Nowhere in that post does it say "it was a good deal at the time."
You want to say Drew was a bad signing - fine. Yes he only played half a season this year but in that half-season he had a .931 OPS. I say it is too early to tell if that is a bad deal. And on the Phillips - Ishii deal - Phillips made $300,000 this year while Ishii made $3 mil. Just as a salary dump alone that was a good deal.
And yes they lost 91 games this year but last year they won the division for the first time in 10-years.
Why doesn't anyone bring up the non-signing of Beltre as a good DePodesta move?
well, from what i can read, the LA media thinks that not signing beltre and finley were just TERRIBLE. or Lima and his 7.0 ERA.
not resigning beltre was good, but not signing a replacement (valentin - puhleeze) was bad.
what theo really did that was bad was to not play politics in an area where politics is more important than just about anything else when you are an outsider
Maybe DePodesta had some faith that building a winner would override political considerations. We can only wish that were the case, I guess.
Meanwhile, "at the time" and "afterward" are both, in my view, valid ways of analyzing a trade. GM's make decisions "at the time," so things have to be evaluated in that respect. Yes, they should be held responsible for the outcomes, but I think in relation to the relative reasonability of them.
Example: JD Drew had a great year hitting the ball, then got smacked in the hand with a pitch. How reasonable to think they'd lose him to such an unpreventable injury? Certainly some. Most people get hurt at some point, and you have to acquire adequate depth to deal with those injuries.
Some in the L.A. media still think that Alex Cora would have been a better choice for second base.
I'm not buying it. A lot of Moneyball fans are desperate to paint DePodesta as some kind of martyr for the cause. Yes, whatever team Lasorda puts together will probably suck, too, although it's worth pointing out that Lasorda does have two more world championships, four more league pennants, and one more Olympic gold medal than Beane and DePodesta.
Question: which team was assembled more by DePodesta? Last year's team that won the division, or this year's team that stank?
Should he have been given another year to better prove himself? Sure. But based on the evidence, i.e., THE RESULTS, the only logical conclusion is that he put together a bad team.
The one thing you can say about DePo is that he saved the team money. Yayyy. When do we get to the part where we get to use that money we saved to pay for players that will help us win?
"it's worth pointing out that Lasorda does have two more world championships, four more league pennants, and one more Olympic gold medal than Beane and DePodesta."
Tommy Lasorda is 78 years old. Paul DePodesta is 32. Billy Beane is 43. What the hell kind of argument is that?
Regarding the money situation, well, DePodesta does not sign the checks. Reports indicate (whether you believe them or not) that DePodesta was held to an extremely tight budget, which is significantly less than McCourt promised upon taking over the team, and has been dropping and will likely continue to decline (despite Shawn Green's and Darren Dreifort's contracts now off the books).

Region and label listings
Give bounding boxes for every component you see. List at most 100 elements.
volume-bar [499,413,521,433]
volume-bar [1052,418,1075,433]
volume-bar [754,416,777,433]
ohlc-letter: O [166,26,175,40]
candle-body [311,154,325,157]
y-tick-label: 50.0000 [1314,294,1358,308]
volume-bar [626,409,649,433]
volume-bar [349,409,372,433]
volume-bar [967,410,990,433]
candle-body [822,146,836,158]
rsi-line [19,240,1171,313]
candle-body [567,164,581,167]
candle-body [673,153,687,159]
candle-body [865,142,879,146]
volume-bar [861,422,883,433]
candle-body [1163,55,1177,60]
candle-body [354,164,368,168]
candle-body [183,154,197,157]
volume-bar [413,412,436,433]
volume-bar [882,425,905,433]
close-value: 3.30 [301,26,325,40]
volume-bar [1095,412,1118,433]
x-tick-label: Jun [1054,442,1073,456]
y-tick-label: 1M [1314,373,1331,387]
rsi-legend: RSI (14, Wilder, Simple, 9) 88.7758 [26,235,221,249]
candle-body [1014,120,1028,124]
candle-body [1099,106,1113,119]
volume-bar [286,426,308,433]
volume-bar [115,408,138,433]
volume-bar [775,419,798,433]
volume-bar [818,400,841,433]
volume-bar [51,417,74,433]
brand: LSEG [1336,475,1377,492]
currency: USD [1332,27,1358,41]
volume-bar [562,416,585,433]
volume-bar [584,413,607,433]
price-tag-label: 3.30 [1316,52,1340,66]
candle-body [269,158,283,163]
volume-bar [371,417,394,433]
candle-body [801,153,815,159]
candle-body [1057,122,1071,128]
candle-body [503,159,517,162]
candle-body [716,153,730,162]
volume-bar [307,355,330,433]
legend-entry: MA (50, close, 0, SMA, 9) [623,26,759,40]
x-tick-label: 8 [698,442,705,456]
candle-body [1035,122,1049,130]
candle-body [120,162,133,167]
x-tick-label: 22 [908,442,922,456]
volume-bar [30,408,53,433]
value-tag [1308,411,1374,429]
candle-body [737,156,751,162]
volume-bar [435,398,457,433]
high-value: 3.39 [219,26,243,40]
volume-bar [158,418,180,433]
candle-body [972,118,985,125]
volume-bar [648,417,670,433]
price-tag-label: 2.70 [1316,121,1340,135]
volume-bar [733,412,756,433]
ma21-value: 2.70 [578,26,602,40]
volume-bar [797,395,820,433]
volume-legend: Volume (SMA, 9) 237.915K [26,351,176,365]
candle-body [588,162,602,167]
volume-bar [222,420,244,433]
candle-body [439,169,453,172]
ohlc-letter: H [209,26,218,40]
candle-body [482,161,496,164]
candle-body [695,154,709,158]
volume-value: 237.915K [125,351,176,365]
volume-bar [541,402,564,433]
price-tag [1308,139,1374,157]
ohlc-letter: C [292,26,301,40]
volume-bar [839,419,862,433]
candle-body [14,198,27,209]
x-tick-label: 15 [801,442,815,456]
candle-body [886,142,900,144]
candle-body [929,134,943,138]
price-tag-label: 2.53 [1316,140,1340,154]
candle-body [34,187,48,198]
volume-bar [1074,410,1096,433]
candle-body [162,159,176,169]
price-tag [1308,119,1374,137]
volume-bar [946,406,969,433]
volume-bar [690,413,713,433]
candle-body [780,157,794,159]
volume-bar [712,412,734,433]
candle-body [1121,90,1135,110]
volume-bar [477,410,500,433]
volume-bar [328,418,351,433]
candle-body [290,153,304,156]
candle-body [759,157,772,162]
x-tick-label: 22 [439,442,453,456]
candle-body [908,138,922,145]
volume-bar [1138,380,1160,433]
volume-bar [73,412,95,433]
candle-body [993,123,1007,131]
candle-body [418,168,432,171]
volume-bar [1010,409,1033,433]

◆ **What you need to do**
Answer these questions about the baseball discussion at the top of the page:
(a) What OPS did Drew post in his half-season?
(b) How much did Ishii make this year?
(c) How old is Tommy Lasorda?

◆ **Finished task**
(a) .931
(b) $3 million
(c) 78 years old